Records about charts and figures
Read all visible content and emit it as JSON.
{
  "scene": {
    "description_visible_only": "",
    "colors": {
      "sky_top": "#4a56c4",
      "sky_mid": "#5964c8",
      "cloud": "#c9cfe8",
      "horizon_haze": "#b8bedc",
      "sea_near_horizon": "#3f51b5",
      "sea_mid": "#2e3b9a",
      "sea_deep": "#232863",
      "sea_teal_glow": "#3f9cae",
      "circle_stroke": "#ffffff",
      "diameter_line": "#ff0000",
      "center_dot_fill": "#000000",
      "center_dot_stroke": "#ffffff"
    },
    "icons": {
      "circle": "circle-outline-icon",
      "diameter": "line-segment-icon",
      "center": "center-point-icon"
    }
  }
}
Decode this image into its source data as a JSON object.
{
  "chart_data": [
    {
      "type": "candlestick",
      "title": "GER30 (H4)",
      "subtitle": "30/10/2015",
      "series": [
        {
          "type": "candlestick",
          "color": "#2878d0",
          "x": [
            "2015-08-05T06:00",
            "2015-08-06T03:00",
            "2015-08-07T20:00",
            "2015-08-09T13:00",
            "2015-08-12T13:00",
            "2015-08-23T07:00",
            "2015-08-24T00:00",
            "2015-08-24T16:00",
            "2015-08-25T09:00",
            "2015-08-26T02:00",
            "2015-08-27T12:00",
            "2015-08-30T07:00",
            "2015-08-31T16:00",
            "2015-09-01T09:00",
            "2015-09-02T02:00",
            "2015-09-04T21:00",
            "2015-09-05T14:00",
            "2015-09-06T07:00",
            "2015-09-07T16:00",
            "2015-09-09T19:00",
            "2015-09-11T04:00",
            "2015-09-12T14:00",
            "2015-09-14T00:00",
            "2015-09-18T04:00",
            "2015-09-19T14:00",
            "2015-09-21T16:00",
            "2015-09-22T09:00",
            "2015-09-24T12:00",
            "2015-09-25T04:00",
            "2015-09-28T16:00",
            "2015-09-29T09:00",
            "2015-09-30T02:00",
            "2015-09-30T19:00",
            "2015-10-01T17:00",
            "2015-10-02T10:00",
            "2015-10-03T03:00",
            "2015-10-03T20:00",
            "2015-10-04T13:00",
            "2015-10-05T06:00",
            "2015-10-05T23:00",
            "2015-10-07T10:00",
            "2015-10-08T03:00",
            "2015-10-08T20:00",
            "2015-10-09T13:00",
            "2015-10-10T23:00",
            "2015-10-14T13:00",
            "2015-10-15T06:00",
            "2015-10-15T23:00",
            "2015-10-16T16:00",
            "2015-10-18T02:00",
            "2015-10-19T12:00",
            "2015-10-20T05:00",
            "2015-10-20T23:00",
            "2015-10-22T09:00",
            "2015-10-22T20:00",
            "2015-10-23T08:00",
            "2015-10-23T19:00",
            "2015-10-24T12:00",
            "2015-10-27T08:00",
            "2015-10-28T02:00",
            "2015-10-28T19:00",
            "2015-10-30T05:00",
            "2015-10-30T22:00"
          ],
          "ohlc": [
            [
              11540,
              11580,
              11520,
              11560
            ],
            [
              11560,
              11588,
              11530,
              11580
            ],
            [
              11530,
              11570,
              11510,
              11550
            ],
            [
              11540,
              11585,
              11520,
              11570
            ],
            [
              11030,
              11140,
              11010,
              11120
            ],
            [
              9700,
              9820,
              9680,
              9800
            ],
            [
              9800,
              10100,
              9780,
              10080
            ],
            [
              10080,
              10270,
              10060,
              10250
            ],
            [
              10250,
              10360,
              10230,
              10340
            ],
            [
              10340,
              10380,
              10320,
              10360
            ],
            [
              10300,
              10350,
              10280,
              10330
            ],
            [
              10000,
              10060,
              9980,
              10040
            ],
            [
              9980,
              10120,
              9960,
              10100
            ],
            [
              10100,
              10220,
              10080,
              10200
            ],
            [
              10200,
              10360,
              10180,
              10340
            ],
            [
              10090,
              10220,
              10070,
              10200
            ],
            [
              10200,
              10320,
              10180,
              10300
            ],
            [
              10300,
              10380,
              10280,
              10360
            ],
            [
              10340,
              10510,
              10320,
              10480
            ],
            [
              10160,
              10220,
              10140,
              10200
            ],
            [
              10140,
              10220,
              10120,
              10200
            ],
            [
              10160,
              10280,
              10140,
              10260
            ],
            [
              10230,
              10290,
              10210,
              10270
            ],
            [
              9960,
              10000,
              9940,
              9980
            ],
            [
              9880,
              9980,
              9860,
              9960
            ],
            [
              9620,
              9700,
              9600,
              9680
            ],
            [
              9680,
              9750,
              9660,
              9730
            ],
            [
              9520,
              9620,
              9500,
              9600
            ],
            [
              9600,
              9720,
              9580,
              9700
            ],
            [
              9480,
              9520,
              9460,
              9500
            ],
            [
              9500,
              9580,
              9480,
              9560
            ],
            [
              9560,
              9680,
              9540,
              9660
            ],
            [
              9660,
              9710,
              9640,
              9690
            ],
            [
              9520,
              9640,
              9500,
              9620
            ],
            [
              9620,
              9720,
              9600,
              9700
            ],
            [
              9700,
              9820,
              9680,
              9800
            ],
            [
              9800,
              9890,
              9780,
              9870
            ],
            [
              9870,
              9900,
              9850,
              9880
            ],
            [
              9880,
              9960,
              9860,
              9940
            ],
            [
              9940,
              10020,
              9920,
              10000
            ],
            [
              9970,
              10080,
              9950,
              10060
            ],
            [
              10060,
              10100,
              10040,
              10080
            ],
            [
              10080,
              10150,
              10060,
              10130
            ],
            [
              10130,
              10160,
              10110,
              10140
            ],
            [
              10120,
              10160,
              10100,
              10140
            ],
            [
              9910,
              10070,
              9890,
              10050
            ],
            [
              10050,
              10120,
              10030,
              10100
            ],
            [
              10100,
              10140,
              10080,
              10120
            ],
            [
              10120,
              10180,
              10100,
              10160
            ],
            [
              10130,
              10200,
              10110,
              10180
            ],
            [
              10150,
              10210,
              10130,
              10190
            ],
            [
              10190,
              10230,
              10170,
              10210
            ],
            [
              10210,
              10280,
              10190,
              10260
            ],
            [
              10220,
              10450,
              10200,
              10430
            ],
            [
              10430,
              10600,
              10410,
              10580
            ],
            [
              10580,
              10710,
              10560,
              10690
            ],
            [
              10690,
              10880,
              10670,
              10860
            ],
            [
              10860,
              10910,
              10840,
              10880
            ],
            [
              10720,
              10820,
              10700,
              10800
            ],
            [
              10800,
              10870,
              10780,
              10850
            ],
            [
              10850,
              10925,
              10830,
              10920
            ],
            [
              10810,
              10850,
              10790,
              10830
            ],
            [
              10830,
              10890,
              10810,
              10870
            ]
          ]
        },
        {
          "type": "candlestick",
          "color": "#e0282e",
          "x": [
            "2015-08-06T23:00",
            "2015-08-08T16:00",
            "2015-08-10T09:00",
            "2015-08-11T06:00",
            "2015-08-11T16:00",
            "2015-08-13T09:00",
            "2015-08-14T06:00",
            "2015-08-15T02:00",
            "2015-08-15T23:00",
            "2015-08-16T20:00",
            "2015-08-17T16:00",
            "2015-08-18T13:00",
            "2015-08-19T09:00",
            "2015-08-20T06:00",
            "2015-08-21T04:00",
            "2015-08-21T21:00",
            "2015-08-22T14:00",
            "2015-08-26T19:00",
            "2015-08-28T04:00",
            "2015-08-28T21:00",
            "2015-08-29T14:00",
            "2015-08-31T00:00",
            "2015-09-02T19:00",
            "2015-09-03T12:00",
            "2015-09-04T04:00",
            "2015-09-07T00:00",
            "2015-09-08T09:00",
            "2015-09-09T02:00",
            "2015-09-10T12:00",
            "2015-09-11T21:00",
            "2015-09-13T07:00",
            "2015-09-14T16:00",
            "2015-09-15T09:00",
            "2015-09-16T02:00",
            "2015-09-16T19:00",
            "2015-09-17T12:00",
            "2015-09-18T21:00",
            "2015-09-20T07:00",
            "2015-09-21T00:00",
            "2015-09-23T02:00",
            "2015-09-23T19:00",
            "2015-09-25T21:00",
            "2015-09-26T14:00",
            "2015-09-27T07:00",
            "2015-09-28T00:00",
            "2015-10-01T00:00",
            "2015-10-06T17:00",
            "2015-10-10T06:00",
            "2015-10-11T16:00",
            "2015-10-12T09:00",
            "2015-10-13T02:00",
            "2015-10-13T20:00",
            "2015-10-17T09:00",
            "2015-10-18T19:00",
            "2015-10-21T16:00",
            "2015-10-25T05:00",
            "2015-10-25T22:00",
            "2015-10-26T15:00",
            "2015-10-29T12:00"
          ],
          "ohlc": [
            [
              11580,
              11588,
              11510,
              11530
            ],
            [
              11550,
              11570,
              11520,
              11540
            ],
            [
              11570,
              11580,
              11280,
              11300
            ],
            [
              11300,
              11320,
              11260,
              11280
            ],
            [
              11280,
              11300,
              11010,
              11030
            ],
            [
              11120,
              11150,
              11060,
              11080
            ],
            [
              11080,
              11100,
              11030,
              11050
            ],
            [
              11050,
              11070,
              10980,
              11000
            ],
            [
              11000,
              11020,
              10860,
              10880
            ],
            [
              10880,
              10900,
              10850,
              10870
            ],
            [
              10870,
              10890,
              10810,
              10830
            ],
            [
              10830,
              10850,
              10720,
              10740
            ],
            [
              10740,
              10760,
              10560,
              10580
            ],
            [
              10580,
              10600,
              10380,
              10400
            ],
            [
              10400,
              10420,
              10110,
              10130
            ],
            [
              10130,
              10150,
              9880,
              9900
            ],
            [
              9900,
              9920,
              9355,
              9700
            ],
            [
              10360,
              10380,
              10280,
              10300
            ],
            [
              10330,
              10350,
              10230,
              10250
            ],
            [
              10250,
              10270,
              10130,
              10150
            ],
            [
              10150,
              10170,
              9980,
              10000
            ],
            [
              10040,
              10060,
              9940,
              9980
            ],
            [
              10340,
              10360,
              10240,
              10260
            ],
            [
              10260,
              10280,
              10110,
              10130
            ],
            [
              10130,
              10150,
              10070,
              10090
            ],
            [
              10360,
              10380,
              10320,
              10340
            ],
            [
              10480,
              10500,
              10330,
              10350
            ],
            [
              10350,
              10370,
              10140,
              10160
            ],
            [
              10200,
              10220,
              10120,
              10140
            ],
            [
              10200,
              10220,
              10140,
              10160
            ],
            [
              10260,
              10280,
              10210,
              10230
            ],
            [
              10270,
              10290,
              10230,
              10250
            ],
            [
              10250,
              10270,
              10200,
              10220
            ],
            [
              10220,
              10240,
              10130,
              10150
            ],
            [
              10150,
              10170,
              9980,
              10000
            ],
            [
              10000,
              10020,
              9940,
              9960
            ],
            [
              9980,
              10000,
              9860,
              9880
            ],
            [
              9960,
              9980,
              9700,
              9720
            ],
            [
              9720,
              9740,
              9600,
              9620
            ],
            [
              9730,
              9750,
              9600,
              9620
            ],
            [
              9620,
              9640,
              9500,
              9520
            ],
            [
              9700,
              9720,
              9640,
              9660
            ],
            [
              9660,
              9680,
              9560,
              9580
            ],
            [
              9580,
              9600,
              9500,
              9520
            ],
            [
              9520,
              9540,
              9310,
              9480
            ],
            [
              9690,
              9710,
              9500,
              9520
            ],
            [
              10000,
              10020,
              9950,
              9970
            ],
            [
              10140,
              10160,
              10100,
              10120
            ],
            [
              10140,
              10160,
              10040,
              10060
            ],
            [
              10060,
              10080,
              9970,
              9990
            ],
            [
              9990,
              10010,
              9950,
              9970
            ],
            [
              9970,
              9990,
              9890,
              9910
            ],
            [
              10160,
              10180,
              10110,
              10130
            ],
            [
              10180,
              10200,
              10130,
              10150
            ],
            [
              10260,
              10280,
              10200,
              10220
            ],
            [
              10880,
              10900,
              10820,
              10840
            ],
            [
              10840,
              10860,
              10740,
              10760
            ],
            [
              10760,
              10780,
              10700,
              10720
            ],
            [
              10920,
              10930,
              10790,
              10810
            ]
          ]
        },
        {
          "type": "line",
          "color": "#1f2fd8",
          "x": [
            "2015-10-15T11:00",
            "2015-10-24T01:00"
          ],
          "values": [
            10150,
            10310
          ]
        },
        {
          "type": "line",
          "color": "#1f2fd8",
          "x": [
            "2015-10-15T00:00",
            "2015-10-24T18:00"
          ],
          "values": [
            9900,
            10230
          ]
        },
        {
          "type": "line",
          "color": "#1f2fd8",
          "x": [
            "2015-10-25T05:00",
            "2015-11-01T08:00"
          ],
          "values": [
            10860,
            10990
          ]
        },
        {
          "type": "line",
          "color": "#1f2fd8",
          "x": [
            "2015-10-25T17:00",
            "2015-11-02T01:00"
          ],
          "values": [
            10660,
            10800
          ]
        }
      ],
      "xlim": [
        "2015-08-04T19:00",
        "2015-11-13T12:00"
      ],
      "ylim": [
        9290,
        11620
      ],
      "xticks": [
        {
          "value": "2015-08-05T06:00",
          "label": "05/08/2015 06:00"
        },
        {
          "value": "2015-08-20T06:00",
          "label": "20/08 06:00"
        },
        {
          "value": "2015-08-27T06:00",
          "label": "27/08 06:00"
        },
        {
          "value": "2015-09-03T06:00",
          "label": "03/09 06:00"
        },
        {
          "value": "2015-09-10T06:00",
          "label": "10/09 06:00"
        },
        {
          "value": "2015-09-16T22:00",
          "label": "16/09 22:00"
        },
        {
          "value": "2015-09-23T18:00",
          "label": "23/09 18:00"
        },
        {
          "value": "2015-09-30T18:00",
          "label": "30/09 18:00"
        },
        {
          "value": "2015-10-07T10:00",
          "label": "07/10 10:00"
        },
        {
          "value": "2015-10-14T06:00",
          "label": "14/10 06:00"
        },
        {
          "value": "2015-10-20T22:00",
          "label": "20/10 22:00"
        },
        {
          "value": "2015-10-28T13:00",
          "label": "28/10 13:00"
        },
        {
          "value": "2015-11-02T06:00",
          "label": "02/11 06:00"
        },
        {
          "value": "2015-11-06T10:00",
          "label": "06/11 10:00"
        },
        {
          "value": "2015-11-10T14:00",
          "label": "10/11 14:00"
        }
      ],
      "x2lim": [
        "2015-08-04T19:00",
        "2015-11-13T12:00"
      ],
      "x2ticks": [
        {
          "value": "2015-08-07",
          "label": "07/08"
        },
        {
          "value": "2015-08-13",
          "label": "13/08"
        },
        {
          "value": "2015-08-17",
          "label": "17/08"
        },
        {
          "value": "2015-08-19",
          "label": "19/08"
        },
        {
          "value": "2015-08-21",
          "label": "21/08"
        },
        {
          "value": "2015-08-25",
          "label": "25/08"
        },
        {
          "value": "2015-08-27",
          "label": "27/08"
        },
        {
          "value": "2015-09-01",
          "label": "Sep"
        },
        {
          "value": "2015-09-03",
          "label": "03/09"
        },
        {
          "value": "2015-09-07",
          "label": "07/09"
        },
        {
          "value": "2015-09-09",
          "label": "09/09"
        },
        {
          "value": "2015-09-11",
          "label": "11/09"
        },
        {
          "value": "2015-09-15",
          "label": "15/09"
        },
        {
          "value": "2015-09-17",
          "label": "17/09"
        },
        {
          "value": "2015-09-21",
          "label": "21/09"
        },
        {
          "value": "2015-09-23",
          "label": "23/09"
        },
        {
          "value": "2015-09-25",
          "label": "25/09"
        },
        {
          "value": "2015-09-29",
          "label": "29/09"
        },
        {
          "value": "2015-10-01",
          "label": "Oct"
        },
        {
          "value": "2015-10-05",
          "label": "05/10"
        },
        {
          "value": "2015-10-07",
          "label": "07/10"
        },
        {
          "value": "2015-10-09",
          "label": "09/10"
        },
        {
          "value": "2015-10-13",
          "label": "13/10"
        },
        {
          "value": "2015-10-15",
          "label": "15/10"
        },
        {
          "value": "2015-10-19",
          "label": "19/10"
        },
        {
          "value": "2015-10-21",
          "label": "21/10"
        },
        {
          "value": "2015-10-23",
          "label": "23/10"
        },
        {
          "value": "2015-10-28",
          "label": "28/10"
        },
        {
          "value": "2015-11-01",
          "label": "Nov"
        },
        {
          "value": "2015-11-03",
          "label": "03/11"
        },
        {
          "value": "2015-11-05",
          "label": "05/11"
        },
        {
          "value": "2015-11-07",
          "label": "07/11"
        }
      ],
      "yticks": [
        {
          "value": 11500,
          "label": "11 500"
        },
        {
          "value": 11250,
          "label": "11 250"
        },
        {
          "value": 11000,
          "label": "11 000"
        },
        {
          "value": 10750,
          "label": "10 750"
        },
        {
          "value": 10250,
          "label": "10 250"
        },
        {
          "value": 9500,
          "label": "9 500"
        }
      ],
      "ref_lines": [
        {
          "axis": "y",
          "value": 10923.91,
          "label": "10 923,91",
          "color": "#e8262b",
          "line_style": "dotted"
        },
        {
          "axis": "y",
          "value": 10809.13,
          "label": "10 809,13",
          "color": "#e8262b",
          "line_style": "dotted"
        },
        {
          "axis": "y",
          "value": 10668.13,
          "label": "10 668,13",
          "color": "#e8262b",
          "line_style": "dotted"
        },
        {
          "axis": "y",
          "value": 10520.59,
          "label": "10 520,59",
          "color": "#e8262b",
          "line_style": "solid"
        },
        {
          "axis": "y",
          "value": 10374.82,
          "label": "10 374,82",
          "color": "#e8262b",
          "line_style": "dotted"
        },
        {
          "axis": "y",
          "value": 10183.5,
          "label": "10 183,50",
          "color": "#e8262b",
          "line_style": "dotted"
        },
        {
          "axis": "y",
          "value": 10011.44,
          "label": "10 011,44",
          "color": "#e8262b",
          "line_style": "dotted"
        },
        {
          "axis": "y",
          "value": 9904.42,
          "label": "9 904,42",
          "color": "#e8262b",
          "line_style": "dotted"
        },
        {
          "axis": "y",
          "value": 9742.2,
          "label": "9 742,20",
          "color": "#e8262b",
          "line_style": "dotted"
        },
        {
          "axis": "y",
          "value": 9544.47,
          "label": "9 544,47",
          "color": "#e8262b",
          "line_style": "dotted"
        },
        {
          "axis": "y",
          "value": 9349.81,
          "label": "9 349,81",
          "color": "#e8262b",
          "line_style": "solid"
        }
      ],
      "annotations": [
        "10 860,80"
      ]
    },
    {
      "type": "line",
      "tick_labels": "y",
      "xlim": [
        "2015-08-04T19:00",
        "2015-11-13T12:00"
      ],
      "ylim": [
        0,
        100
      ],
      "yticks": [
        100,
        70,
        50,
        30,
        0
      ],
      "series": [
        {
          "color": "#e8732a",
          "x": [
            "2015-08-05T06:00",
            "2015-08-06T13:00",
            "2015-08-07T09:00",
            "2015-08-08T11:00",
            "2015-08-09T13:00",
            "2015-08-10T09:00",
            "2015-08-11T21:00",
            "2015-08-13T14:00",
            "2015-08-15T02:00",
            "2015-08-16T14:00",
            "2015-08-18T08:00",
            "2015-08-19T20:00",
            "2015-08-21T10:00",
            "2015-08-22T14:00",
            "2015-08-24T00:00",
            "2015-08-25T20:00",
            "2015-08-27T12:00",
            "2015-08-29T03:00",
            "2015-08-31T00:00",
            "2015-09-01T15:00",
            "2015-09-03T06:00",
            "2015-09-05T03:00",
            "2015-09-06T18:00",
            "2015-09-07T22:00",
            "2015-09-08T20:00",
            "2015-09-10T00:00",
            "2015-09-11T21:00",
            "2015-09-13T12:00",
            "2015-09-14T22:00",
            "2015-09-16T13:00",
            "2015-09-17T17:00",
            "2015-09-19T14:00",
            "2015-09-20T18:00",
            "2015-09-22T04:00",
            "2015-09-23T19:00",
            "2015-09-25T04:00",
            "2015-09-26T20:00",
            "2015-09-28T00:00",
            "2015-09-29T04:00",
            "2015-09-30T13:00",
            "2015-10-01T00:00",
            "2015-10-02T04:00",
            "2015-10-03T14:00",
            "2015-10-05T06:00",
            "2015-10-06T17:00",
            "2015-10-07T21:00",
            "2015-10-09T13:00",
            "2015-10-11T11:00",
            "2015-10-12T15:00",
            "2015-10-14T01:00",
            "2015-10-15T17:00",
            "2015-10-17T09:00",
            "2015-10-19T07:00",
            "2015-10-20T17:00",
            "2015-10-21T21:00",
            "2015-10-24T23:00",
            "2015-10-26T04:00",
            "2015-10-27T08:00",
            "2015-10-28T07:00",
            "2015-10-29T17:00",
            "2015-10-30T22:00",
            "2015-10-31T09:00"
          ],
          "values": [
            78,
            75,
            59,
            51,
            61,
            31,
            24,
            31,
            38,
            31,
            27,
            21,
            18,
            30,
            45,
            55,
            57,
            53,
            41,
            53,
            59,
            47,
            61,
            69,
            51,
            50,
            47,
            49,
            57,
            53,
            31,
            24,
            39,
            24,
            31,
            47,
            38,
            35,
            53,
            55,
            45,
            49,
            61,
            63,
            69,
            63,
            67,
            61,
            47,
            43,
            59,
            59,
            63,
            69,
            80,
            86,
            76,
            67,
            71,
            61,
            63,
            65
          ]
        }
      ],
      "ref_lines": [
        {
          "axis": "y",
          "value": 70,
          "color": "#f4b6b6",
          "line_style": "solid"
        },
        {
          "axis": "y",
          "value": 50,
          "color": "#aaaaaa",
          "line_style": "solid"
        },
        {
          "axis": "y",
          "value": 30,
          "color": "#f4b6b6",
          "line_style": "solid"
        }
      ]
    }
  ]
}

* _Stated task_: Gather each line of the listing containing the word "ffffff" and show it.

* _Exercise solution_:
      "circle_stroke": "#ffffff",
      "center_dot_stroke": "#ffffff"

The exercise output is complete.